_TEKS SUMBER_
------------------------------------------------------------------------

09 October 2011

Buku Yang Membunuh

Dr. ‘Aidh Al Qarni mengatakan bahwa seseorang bisa terbunuh karena sebuah tulisan atau sebuah novel. Saya tidak tahu apa kata terbunuh di sini adalah arti yang sebenarnya atau hanya kiasan. Saya sempat googling tentang buku yang bisa membunuh dan ternyata ada sebuah buku yang cukup ramai dibicarakan beberapa tahun lalu. Buku itu disebut sebagai buku yang membunuh karena Mark David Chapman meminta John Lennon menandatangani kopi buku tersebut pada pagi hari sebelum ia menembak mati bekas personel The Beatles itu beberapa jam kemudian. Disebutkan pula bahwa John Hinckley, si penembak Presiden Ronald Reagan, mengaku mendapatkan inspirasi aksinya dari buku yang sama selain kasmarannya pada Jodie Foster. Tentu saja saya kaget karena saya pun pernah membaca buku ini tiga bulan yang lalu dan baru tahu kontroversinya kemarin, saat sedang keluyuran di dunia maya.

------------------------------------------------------------------------

_Anotasi kotak pembatas_
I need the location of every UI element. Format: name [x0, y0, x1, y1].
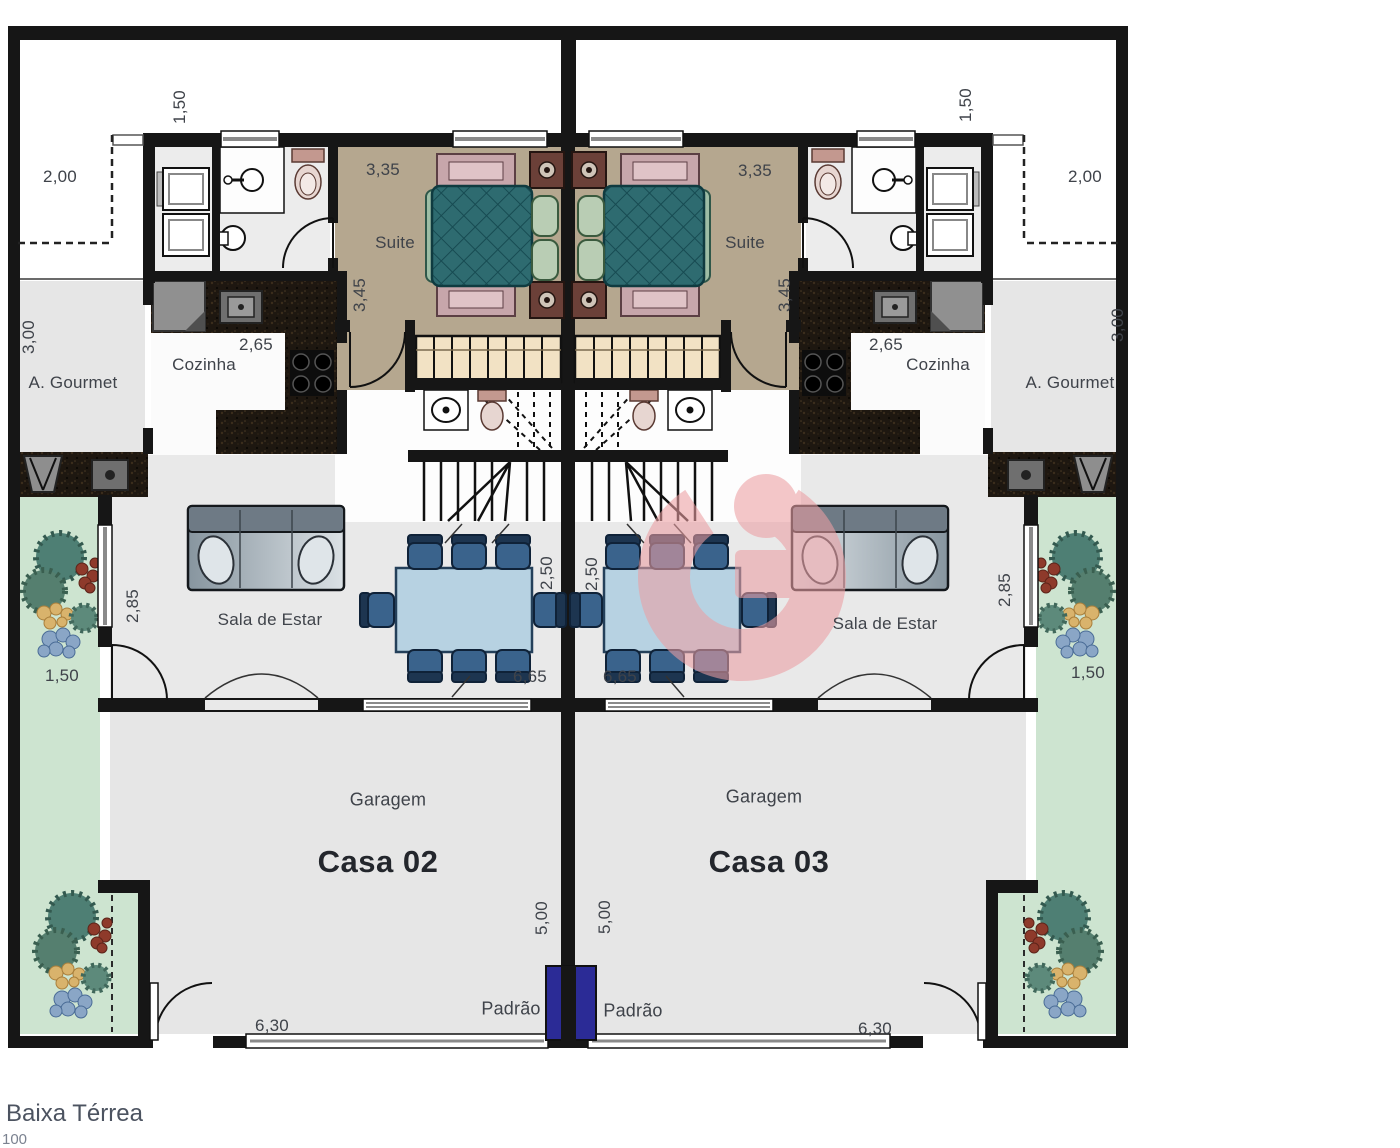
casa02-dim-suite-width: 3,35 — [366, 160, 400, 180]
padrao-utility-box — [546, 966, 596, 1048]
casa03-room-kitchen: Cozinha — [906, 355, 970, 375]
casa02-label-padrao: Padrão — [481, 999, 540, 1020]
casa02-dim-corner-setback: 2,00 — [43, 167, 77, 187]
casa03-room-suite: Suite — [725, 233, 765, 253]
casa02-title: Casa 02 — [318, 844, 439, 880]
floor-plan-svg — [0, 0, 1400, 1141]
casa03-dim-suite-depth: 3,45 — [775, 278, 795, 312]
casa03-label-padrao: Padrão — [603, 1001, 662, 1022]
casa03-dim-garage-width: 6,30 — [858, 1019, 892, 1039]
casa03-dim-garden-width: 1,50 — [1071, 663, 1105, 683]
floor-plan-page: 1,50 2,00 3,00 A. Gourmet 2,65 Cozinha 3… — [0, 0, 1400, 1141]
casa02-dim-living-window: 2,85 — [123, 589, 143, 623]
casa02-room-suite: Suite — [375, 233, 415, 253]
casa03-dim-front-terrace: 1,50 — [956, 88, 976, 122]
casa03-dim-suite-width: 3,35 — [738, 161, 772, 181]
casa03-room-garage: Garagem — [726, 787, 802, 808]
casa02-dim-kitchen-width: 2,65 — [239, 335, 273, 355]
casa03-dim-living-window: 2,85 — [995, 573, 1015, 607]
casa02-dim-front-terrace: 1,50 — [170, 90, 190, 124]
plan-scale-fragment: 100 — [2, 1131, 27, 1148]
casa02-room-garage: Garagem — [350, 790, 426, 811]
casa02-dim-garage-width: 6,30 — [255, 1016, 289, 1036]
casa02-dim-gourmet-depth: 3,00 — [19, 320, 39, 354]
plan-name-label: Baixa Térrea — [6, 1100, 143, 1128]
casa03-dim-kitchen-width: 2,65 — [869, 335, 903, 355]
casa03-room-gourmet: A. Gourmet — [1026, 373, 1115, 393]
casa03-dim-dining-depth: 2,50 — [582, 557, 602, 591]
casa02-geometry — [8, 26, 566, 1048]
casa02-dim-garage-depth: 5,00 — [532, 901, 552, 935]
casa02-dim-garden-width: 1,50 — [45, 666, 79, 686]
casa03-room-living: Sala de Estar — [833, 614, 938, 634]
casa02-dim-suite-depth: 3,45 — [350, 278, 370, 312]
casa02-dim-dining-depth: 2,50 — [537, 556, 557, 590]
casa02-room-living: Sala de Estar — [218, 610, 323, 630]
casa03-dim-corner-setback: 2,00 — [1068, 167, 1102, 187]
casa02-dim-living-width: 6,65 — [513, 667, 547, 687]
casa03-dim-living-width: 6,65 — [603, 667, 637, 687]
casa03-dim-garage-depth: 5,00 — [595, 900, 615, 934]
casa02-room-gourmet: A. Gourmet — [29, 373, 118, 393]
casa03-title: Casa 03 — [709, 844, 830, 880]
casa02-room-kitchen: Cozinha — [172, 355, 236, 375]
casa03-dim-gourmet-depth: 3,00 — [1108, 308, 1128, 342]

------------------------------------------------------------------------

_DAFTAR TUGAS_
1. Ringkaslah teks sumber dalam dua kalimat.
2. Tuliskan bagian teks sumber yang dibuka dengan kata-kata yang memuat "Dr. ‘Aidh Al" dan ditutup dengan "di dunia maya.".
Data tersebut tidak berperan apa pun di sini.

_JAWABAN AKHIR_
1. Berawal dari ucapan Dr. ‘Aidh Al Qarni bahwa seseorang bisa terbunuh karena tulisan atau novel, penulis mencari di internet dan menemukan sebuah buku yang disebut membunuh. Sebutan itu muncul karena Mark David Chapman meminta John Lennon menandatanganinya beberapa jam sebelum menembak mati Lennon, dan John Hinckley, penembak Presiden Ronald Reagan, mengaku terinspirasi oleh buku yang sama, sehingga penulis kaget karena pernah membacanya tiga bulan lalu tanpa mengetahui kontroversi itu.

2.
Dr. ‘Aidh Al Qarni mengatakan bahwa seseorang bisa terbunuh karena sebuah tulisan atau sebuah novel. Saya tidak tahu apa kata terbunuh di sini adalah arti yang sebenarnya atau hanya kiasan. Saya sempat googling tentang buku yang bisa membunuh dan ternyata ada sebuah buku yang cukup ramai dibicarakan beberapa tahun lalu. Buku itu disebut sebagai buku yang membunuh karena Mark David Chapman meminta John Lennon menandatangani kopi buku tersebut pada pagi hari sebelum ia menembak mati bekas personel The Beatles itu beberapa jam kemudian. Disebutkan pula bahwa John Hinckley, si penembak Presiden Ronald Reagan, mengaku mendapatkan inspirasi aksinya dari buku yang sama selain kasmarannya pada Jodie Foster. Tentu saja saya kaget karena saya pun pernah membaca buku ini tiga bulan yang lalu dan baru tahu kontroversinya kemarin, saat sedang keluyuran di dunia maya.